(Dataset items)

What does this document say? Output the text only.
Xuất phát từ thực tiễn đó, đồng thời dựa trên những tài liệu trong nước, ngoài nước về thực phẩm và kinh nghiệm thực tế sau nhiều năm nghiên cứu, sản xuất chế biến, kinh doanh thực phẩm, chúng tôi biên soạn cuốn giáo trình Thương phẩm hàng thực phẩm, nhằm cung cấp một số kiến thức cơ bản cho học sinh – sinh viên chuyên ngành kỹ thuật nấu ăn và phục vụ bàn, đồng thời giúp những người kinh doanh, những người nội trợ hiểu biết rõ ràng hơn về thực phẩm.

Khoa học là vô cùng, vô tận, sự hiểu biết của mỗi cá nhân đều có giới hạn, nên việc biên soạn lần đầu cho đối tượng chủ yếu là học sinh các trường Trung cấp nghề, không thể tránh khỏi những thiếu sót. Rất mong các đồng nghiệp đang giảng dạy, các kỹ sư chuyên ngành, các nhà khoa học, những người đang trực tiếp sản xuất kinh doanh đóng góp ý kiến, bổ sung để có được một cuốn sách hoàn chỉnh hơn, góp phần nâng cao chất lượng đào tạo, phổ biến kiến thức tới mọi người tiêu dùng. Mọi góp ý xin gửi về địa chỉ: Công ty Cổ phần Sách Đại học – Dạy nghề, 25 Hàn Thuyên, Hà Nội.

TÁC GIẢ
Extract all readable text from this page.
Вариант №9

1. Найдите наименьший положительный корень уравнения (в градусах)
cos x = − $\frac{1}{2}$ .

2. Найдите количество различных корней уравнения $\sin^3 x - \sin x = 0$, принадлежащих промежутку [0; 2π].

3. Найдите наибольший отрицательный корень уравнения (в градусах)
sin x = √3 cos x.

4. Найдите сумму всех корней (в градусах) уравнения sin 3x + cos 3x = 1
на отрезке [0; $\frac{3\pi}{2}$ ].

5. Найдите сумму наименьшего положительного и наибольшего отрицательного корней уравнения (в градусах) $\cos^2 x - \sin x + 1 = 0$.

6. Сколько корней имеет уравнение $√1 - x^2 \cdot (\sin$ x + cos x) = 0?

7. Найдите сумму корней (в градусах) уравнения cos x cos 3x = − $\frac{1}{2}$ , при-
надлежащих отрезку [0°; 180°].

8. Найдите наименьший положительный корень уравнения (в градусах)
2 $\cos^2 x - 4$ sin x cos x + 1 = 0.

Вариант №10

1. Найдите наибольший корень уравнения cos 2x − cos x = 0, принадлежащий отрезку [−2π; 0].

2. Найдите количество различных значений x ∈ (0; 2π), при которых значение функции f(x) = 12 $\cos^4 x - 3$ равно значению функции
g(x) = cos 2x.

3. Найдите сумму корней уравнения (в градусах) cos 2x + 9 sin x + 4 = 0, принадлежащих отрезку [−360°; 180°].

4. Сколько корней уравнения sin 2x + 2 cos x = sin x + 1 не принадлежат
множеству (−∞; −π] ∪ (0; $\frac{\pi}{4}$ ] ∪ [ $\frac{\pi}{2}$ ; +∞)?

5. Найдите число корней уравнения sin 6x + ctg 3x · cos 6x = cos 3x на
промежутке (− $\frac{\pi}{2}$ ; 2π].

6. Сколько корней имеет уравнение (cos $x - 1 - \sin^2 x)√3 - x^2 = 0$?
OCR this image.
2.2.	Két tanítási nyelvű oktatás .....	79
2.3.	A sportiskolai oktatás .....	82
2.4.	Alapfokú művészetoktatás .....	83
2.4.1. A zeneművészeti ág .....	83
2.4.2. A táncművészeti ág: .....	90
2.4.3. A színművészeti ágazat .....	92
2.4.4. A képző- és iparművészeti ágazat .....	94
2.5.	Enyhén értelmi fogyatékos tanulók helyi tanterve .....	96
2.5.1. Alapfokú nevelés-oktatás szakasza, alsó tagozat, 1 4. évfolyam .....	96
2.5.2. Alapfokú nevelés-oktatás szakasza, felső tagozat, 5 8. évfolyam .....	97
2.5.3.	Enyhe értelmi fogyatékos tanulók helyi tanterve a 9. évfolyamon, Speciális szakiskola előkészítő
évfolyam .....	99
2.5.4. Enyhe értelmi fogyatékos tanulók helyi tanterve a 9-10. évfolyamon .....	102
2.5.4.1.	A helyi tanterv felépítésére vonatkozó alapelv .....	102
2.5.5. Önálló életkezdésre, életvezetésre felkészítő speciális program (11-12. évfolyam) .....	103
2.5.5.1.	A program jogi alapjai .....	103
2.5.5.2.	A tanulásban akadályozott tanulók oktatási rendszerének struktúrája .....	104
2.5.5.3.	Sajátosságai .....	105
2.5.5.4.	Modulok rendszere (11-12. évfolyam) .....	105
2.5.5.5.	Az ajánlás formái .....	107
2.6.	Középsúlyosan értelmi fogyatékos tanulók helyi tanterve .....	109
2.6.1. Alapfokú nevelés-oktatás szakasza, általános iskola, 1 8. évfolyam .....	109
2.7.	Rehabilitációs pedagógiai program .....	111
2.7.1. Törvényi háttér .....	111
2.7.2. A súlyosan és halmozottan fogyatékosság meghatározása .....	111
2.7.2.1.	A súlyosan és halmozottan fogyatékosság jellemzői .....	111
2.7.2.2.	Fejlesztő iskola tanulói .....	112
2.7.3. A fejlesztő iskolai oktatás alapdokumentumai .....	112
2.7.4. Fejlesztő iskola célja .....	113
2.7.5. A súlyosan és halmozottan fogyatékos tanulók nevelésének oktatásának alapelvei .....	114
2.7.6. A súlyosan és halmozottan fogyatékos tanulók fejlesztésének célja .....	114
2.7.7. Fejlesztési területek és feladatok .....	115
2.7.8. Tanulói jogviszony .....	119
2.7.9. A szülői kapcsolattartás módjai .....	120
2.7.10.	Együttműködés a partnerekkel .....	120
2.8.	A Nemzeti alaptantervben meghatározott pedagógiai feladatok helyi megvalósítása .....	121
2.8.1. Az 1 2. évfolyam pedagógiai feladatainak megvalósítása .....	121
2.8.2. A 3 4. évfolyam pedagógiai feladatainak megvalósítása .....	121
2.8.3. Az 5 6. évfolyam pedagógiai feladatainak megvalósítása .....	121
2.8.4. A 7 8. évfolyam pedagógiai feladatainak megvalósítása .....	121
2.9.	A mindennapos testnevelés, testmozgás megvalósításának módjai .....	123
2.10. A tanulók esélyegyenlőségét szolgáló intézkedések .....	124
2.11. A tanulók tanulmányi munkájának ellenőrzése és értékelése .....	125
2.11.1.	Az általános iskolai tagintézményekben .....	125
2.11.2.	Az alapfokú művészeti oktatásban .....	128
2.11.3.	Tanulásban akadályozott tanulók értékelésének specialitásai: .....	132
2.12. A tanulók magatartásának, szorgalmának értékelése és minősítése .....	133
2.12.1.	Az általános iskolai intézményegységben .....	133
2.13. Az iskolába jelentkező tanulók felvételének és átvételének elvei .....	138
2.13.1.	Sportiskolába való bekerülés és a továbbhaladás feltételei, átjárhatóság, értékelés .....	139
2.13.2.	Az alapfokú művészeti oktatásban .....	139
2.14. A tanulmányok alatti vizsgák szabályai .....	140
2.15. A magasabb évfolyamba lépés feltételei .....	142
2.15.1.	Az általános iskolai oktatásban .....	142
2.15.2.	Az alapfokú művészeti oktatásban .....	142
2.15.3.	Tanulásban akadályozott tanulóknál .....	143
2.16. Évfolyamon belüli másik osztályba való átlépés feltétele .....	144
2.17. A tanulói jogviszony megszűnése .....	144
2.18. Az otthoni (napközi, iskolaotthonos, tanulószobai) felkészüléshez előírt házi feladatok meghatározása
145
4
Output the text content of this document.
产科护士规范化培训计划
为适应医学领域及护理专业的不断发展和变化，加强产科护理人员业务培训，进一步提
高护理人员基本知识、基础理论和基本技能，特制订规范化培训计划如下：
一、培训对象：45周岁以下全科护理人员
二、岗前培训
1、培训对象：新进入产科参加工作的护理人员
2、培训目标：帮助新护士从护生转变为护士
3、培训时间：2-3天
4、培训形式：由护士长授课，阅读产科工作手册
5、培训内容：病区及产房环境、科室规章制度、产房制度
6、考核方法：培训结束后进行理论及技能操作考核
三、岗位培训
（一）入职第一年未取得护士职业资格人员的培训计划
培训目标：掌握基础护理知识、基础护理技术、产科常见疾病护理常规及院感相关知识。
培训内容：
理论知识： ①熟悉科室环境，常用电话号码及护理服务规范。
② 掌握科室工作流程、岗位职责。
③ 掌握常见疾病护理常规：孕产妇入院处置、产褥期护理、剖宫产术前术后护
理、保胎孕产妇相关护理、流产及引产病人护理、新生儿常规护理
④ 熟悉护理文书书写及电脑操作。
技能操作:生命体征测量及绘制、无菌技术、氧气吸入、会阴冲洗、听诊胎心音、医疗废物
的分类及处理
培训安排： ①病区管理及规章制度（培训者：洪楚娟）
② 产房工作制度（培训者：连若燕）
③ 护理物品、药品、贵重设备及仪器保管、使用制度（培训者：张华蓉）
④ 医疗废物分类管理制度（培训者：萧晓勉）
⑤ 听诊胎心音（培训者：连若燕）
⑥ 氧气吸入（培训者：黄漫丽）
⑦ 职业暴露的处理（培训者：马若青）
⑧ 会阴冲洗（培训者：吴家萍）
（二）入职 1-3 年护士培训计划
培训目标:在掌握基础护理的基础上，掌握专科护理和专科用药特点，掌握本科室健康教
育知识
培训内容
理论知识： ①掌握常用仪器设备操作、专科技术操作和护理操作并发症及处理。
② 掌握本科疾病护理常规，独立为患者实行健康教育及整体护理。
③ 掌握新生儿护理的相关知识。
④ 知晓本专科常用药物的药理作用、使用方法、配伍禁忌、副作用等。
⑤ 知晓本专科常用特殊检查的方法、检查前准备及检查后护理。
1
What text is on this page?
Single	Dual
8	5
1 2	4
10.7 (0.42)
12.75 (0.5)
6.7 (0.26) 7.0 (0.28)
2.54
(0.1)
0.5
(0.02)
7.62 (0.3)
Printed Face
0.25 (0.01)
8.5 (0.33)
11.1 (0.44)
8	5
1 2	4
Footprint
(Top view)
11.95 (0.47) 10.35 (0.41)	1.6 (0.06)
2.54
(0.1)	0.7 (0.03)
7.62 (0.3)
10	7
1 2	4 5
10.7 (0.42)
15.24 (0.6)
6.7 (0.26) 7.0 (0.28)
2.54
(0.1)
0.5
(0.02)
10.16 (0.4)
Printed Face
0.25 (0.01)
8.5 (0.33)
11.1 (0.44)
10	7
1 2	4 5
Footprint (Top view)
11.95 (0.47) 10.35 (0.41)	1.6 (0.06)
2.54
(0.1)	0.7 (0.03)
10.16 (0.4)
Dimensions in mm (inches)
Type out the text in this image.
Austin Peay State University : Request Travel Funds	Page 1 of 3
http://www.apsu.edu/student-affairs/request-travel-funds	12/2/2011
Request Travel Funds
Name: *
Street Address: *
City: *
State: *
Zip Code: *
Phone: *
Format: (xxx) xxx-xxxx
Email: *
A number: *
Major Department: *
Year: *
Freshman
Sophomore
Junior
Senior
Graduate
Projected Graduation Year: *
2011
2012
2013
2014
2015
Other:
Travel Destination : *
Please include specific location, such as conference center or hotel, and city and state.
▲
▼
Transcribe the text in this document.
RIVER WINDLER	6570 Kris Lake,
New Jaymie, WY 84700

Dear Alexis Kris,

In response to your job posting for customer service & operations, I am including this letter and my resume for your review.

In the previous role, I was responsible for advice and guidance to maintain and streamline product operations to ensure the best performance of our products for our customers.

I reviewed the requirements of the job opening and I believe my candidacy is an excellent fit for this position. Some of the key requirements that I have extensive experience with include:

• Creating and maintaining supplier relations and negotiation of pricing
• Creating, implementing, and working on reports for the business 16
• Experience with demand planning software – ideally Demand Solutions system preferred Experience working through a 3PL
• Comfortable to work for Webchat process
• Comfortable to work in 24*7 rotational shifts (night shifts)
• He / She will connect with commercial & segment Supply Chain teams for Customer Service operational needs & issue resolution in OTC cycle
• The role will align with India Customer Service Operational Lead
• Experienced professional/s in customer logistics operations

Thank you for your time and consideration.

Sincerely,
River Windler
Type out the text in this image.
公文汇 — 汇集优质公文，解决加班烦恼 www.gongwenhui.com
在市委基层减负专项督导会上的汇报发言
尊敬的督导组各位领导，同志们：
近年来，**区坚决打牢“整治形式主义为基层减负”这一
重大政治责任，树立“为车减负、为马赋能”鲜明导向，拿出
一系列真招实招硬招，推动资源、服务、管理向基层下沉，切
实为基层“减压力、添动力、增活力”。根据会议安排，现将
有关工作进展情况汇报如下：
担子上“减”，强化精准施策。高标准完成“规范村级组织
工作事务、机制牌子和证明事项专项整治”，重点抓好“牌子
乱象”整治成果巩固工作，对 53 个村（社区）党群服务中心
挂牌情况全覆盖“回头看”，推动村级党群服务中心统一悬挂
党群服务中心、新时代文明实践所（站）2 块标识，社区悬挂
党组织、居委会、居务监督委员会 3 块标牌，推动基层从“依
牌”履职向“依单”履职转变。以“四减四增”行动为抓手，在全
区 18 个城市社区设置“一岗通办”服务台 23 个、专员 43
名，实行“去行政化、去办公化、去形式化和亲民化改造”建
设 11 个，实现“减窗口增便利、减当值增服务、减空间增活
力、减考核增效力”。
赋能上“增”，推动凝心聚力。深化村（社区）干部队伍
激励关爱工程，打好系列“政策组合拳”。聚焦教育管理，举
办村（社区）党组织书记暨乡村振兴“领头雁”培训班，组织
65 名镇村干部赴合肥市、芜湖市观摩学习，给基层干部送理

#### Requirement:
Among the records above, find each line holding the string "módjai" and pull it out.

#### Result of the exercise:
2.7.9. A szülői kapcsolattartás módjai .....	120
2.9.	A mindennapos testnevelés, testmozgás megvalósításának módjai .....	123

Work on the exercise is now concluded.